Collection entries
-=-=-

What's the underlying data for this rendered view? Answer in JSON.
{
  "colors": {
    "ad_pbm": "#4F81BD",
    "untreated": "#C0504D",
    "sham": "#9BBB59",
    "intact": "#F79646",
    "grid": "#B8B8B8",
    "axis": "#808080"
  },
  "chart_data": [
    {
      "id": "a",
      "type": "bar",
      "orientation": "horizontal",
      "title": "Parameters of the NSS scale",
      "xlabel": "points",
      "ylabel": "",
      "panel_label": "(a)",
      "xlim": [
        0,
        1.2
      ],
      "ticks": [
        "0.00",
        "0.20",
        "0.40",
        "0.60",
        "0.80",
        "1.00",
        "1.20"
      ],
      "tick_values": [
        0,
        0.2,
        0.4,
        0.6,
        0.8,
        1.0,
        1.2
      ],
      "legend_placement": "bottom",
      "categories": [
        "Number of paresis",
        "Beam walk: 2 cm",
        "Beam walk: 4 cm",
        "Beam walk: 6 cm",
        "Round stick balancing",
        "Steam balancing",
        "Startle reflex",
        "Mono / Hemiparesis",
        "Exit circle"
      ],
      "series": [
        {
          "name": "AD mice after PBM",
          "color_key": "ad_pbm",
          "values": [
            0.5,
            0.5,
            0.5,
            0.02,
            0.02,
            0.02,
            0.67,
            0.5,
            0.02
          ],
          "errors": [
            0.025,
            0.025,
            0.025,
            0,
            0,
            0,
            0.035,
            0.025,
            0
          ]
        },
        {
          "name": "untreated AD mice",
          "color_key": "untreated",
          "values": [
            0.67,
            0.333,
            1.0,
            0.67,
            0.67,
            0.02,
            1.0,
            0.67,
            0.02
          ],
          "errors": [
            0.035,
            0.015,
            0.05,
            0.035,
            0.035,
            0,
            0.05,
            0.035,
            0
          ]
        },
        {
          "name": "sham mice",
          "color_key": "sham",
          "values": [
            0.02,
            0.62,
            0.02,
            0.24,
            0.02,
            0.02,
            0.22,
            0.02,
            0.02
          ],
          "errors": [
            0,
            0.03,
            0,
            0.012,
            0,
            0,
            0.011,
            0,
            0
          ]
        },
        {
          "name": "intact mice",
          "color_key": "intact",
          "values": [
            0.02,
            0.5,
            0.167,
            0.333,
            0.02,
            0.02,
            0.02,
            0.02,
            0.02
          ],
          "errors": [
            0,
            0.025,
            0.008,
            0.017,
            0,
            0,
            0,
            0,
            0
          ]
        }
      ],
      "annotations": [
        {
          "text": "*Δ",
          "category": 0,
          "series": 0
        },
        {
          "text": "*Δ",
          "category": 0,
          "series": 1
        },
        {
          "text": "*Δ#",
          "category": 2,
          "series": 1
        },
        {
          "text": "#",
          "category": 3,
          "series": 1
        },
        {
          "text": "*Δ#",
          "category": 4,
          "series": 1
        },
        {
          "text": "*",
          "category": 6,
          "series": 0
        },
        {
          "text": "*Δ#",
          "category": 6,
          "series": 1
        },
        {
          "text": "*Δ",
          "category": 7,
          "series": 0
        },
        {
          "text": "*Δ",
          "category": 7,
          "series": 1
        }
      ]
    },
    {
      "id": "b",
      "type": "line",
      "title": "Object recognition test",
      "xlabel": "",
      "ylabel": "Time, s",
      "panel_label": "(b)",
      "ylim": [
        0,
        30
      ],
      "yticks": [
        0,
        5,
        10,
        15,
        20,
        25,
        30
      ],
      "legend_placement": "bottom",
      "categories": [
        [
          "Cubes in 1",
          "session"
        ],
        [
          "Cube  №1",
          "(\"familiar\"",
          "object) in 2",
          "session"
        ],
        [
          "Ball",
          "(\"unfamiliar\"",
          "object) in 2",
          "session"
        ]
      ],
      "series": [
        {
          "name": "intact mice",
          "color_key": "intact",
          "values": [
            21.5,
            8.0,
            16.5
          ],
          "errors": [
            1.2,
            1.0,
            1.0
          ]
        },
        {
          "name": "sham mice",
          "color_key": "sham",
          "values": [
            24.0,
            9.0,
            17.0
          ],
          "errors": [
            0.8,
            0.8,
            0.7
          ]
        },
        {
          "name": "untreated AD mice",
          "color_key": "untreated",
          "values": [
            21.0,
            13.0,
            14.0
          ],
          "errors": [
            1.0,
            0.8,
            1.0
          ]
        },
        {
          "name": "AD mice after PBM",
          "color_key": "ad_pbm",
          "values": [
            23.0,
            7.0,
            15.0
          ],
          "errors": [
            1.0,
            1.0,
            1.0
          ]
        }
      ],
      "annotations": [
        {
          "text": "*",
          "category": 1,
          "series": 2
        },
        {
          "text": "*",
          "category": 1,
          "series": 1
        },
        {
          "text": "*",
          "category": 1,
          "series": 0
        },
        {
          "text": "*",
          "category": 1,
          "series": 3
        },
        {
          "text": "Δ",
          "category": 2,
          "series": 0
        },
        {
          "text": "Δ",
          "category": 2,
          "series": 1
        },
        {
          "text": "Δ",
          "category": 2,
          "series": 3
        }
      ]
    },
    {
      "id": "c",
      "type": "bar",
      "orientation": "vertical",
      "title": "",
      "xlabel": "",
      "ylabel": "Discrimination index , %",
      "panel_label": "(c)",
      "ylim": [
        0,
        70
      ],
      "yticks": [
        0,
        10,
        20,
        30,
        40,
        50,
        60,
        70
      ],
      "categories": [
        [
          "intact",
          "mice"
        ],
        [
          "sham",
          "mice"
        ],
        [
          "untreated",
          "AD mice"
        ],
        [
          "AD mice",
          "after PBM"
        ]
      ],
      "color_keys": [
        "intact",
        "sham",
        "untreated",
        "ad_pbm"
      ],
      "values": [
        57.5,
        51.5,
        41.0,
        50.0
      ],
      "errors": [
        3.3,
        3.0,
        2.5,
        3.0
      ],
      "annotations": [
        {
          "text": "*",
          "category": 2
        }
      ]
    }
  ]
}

-=-=-

What count of lines in the listing contain the word "sham"? Reply with the number only.

WRITTEN SOLUTION - 7